[Dataset items]
☆ ☆ ☆ ☆

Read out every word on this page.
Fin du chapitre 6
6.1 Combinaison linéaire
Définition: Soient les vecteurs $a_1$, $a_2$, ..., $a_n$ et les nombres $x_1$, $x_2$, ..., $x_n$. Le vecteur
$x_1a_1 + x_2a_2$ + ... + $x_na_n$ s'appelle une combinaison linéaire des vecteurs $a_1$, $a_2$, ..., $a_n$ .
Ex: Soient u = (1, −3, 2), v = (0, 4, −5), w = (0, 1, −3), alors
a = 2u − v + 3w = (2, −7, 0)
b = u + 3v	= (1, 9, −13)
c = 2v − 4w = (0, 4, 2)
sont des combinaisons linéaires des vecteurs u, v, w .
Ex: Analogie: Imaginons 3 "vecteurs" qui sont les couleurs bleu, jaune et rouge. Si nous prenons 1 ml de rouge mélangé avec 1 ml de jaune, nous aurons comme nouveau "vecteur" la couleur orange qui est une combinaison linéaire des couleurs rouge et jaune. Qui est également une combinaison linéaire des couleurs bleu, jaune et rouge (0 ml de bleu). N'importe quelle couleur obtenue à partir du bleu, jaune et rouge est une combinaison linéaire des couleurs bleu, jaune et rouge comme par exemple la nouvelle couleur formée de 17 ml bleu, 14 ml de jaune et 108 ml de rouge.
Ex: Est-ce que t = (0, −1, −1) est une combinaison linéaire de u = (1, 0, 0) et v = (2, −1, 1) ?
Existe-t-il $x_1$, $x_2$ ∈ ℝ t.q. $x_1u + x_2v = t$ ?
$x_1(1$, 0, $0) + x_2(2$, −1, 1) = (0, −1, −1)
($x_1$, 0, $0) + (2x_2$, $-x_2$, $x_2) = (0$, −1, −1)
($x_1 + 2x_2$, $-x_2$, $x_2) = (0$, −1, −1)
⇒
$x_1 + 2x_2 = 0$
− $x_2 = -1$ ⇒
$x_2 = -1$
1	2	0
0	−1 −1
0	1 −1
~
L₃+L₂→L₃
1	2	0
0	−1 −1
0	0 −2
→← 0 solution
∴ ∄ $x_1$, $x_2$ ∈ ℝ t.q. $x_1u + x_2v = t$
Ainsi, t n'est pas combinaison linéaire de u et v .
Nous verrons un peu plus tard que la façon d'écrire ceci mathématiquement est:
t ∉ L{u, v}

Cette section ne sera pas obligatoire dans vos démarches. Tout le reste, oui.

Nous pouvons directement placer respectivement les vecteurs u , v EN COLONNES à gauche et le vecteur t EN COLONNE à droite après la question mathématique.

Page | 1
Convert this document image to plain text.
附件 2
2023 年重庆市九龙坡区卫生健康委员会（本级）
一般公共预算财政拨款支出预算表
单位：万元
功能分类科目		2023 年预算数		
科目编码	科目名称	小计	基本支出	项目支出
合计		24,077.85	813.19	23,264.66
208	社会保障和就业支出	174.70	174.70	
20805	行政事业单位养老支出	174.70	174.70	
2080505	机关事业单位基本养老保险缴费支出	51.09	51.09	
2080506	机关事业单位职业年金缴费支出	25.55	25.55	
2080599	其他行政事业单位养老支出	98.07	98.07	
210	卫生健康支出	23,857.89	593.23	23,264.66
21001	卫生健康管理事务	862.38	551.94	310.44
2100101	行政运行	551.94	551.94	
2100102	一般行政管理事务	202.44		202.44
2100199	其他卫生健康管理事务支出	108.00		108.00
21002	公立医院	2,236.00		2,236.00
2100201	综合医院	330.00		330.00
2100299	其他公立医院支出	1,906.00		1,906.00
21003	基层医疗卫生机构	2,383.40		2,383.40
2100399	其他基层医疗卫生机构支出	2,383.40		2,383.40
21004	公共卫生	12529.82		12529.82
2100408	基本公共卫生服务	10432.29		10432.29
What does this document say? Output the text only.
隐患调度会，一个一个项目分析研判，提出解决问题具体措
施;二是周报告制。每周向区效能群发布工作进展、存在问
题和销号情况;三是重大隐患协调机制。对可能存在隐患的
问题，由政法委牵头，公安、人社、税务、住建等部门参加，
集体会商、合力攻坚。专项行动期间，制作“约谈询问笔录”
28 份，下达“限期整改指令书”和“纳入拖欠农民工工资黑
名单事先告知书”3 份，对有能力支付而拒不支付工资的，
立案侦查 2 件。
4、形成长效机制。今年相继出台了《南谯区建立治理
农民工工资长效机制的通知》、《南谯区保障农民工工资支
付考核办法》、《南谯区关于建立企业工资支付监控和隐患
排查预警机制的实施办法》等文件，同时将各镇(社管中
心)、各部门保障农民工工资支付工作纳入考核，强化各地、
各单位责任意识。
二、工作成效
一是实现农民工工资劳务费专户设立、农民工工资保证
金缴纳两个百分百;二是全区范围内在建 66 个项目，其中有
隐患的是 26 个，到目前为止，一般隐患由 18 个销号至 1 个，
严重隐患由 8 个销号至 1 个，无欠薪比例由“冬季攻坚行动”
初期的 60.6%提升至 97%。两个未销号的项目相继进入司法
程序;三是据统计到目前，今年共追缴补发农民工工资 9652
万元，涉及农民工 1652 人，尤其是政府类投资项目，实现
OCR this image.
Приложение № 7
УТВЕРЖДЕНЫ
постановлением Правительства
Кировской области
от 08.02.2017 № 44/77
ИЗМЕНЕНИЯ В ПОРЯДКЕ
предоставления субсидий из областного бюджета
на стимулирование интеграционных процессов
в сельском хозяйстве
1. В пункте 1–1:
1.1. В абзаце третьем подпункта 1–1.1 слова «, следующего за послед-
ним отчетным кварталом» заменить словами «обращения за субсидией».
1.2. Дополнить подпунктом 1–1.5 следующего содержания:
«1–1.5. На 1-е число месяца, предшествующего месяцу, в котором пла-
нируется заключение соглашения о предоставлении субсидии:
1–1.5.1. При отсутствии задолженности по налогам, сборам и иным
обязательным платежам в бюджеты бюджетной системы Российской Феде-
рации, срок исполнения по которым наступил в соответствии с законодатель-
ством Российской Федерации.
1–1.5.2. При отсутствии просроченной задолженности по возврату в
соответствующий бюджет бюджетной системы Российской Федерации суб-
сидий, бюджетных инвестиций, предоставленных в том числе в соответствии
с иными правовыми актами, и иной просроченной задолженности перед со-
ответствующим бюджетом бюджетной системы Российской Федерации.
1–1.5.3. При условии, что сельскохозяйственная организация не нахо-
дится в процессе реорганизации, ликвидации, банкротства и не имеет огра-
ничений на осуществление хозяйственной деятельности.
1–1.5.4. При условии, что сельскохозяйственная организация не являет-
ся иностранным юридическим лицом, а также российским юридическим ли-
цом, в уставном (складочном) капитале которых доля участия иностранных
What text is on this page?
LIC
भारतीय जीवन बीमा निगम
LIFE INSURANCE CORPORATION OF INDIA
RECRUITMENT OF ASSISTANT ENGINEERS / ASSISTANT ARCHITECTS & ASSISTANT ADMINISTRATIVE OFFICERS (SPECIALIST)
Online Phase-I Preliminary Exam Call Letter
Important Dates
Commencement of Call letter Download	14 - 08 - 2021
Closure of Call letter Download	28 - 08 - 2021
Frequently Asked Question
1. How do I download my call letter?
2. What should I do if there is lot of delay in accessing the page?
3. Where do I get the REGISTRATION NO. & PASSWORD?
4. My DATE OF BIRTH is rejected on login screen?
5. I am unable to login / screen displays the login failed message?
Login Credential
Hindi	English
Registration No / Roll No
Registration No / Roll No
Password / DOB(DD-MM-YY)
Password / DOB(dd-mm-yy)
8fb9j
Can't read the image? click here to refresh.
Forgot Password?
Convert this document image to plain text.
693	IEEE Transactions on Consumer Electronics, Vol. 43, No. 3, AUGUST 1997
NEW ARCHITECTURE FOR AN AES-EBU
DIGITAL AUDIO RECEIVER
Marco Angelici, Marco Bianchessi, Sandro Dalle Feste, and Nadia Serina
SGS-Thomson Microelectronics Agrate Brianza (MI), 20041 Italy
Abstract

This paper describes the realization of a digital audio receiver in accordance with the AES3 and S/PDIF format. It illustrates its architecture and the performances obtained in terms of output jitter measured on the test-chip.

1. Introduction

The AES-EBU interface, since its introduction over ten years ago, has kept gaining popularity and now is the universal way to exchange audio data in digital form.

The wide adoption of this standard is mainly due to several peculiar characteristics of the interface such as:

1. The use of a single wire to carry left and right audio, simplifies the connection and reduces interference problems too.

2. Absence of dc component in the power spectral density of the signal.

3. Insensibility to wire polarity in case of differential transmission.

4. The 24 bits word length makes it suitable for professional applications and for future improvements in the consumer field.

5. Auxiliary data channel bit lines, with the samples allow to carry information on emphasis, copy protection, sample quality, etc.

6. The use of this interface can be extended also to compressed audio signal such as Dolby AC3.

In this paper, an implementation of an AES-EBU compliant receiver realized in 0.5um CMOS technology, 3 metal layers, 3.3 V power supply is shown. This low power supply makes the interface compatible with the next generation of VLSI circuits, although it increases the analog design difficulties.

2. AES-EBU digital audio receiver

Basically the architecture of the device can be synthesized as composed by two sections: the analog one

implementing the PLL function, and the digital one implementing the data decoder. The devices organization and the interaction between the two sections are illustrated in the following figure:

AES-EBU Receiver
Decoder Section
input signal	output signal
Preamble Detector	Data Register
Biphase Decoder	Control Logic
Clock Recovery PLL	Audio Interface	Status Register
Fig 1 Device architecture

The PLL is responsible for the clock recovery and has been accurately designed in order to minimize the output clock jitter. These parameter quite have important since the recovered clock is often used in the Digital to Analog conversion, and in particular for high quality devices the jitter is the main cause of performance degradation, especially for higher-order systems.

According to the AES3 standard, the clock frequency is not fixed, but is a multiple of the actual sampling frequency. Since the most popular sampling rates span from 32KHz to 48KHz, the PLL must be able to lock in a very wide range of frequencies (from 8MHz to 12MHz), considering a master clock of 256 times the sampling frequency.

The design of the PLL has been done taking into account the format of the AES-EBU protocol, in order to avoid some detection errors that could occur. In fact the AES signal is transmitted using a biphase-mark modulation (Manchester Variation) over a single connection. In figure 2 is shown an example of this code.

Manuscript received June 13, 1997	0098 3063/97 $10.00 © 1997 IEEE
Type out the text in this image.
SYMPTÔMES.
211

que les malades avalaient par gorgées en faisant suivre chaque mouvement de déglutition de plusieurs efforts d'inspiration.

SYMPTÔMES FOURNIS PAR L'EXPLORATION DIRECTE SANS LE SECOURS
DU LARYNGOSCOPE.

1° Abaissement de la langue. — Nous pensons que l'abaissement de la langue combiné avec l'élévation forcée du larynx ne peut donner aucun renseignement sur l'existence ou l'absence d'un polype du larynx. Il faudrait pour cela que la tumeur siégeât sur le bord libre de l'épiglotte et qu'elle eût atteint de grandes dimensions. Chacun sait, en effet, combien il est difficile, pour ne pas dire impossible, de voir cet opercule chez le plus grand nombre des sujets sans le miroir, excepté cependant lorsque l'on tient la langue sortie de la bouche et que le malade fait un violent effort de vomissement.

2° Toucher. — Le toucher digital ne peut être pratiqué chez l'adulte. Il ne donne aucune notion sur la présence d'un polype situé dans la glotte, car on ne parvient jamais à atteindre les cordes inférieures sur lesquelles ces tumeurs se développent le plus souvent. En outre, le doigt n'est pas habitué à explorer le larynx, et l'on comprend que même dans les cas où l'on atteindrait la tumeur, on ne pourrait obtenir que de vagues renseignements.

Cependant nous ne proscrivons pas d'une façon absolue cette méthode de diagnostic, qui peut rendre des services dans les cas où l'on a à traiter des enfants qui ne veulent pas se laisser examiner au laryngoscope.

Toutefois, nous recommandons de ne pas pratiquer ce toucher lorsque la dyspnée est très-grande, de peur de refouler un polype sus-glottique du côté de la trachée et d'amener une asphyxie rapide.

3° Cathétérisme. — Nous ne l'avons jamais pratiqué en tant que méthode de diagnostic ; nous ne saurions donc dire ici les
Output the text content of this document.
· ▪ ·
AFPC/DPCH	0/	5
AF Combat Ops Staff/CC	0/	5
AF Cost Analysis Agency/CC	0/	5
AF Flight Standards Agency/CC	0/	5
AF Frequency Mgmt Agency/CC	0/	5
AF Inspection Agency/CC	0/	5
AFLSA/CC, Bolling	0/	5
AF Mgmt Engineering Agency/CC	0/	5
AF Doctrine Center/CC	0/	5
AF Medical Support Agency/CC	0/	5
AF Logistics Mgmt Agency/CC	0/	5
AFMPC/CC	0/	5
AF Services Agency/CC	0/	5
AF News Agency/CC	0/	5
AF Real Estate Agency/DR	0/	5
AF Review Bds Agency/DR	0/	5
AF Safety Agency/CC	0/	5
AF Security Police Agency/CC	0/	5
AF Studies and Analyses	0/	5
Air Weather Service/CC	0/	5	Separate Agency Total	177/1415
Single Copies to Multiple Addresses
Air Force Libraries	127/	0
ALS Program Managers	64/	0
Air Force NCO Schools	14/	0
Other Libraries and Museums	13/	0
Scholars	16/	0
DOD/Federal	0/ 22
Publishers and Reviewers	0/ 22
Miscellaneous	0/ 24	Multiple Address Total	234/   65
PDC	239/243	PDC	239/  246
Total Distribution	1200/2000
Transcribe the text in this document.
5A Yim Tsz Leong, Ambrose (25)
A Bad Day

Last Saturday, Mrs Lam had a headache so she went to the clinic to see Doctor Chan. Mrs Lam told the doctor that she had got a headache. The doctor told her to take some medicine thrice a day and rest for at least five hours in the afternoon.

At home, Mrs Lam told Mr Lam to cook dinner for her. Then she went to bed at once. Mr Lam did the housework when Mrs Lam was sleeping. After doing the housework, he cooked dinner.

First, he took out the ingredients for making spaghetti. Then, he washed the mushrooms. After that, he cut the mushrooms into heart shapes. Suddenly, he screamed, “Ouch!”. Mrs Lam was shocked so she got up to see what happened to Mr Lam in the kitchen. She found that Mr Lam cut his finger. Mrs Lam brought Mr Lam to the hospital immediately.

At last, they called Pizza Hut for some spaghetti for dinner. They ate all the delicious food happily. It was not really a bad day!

☆ ☆ ☆ ☆

### Task to carry out:
Return every line of the preceding records in which the word "dans" appears.

### Full solution:
Cette section ne sera pas obligatoire dans vos démarches. Tout le reste, oui.
2° Toucher. — Le toucher digital ne peut être pratiqué chez l'adulte. Il ne donne aucune notion sur la présence d'un polype situé dans la glotte, car on ne parvient jamais à atteindre les cordes inférieures sur lesquelles ces tumeurs se développent le plus souvent. En outre, le doigt n'est pas habitué à explorer le larynx, et l'on comprend que même dans les cas où l'on atteindrait la tumeur, on ne pourrait obtenir que de vagues renseignements.
Cependant nous ne proscrivons pas d'une façon absolue cette méthode de diagnostic, qui peut rendre des services dans les cas où l'on a à traiter des enfants qui ne veulent pas se laisser examiner au laryngoscope.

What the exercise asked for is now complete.